→ INSTRUCTION
Read the material below. Count the lines containing "elit" and give that count alone.

→ PROVIDED INFORMATION
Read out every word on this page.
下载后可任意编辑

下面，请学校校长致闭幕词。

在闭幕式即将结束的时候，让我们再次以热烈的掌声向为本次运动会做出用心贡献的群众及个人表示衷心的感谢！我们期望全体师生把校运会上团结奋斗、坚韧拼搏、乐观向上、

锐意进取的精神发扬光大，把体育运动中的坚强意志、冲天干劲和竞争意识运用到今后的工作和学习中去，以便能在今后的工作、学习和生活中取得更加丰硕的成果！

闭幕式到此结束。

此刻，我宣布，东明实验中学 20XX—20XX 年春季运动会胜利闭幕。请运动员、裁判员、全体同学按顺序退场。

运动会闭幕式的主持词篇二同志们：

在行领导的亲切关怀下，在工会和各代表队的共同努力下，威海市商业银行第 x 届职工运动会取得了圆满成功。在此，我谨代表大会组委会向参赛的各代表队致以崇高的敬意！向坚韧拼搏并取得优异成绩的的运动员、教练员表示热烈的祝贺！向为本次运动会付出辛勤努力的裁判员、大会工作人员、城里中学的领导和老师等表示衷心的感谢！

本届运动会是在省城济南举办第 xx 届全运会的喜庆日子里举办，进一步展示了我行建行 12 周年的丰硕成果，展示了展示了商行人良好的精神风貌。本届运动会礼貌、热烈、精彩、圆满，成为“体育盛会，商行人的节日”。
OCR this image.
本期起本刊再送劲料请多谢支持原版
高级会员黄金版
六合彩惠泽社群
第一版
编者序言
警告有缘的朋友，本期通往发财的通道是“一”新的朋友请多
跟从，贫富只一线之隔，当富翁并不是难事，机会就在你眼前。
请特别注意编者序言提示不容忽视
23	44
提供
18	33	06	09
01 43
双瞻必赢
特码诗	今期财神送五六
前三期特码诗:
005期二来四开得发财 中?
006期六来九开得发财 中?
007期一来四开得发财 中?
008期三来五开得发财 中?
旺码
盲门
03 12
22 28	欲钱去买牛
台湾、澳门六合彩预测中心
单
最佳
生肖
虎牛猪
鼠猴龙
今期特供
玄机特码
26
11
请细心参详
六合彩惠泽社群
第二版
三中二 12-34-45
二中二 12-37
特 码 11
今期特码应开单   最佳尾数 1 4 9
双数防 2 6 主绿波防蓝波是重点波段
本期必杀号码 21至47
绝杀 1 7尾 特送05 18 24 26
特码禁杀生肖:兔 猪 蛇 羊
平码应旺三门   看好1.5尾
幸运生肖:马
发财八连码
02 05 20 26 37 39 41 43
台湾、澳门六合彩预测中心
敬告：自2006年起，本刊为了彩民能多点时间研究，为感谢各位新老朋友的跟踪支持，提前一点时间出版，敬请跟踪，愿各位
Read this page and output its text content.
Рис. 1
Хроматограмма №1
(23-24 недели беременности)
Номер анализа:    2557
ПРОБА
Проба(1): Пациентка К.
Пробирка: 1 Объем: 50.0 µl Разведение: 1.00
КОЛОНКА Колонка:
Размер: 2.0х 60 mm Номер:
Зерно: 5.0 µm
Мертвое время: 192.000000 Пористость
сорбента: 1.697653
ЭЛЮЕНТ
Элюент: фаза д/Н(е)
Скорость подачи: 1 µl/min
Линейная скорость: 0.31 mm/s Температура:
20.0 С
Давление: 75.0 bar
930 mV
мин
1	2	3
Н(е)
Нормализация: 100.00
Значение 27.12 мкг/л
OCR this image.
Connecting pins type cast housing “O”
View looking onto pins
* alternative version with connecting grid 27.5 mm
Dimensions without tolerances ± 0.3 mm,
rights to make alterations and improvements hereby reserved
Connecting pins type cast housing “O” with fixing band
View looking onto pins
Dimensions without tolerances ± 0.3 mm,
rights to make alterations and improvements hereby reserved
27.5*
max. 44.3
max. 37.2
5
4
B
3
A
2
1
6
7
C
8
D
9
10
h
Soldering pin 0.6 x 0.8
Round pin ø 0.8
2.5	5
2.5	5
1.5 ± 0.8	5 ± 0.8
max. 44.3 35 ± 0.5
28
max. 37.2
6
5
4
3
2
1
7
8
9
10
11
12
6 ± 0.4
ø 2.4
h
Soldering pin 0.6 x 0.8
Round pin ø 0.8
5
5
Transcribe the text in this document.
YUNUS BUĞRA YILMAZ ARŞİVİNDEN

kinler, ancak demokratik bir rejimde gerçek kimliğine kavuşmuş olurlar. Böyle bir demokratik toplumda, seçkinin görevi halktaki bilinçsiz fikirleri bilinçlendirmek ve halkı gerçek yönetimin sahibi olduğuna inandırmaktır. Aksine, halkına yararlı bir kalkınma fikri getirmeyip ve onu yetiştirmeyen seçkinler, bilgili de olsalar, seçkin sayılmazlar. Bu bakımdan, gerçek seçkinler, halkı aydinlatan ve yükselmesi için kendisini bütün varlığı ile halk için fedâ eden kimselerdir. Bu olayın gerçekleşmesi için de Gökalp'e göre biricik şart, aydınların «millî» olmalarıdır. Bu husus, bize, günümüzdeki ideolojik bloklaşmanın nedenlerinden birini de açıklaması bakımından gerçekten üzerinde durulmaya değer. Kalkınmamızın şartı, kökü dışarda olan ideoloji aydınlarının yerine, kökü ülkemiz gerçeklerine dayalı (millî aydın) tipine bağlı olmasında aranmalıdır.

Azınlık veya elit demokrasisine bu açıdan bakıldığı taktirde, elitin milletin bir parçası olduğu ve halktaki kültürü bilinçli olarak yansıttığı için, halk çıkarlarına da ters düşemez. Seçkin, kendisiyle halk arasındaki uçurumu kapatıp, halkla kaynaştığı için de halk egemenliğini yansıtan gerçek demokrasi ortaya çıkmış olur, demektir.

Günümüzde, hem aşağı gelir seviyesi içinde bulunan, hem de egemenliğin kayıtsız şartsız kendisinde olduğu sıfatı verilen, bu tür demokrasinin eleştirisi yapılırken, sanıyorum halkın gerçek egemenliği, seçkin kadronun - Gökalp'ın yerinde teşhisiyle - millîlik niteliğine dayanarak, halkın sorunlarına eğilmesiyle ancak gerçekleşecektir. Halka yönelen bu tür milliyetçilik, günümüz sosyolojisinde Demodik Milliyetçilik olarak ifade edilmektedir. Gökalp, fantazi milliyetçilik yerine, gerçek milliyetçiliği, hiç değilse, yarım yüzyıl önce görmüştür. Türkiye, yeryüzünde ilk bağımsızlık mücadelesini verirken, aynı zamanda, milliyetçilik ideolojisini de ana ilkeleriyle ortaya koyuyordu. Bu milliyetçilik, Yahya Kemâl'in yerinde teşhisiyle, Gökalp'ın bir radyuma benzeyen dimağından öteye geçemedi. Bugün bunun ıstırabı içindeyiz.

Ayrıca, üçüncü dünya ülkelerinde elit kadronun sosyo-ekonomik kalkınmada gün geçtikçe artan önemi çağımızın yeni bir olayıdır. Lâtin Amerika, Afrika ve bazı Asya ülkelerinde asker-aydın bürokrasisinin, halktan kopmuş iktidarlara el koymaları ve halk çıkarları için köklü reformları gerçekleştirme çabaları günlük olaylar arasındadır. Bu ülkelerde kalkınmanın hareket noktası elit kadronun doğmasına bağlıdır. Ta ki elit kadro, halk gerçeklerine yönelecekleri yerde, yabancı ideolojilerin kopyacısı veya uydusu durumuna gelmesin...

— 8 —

→ ANSWER TO THE TASK
2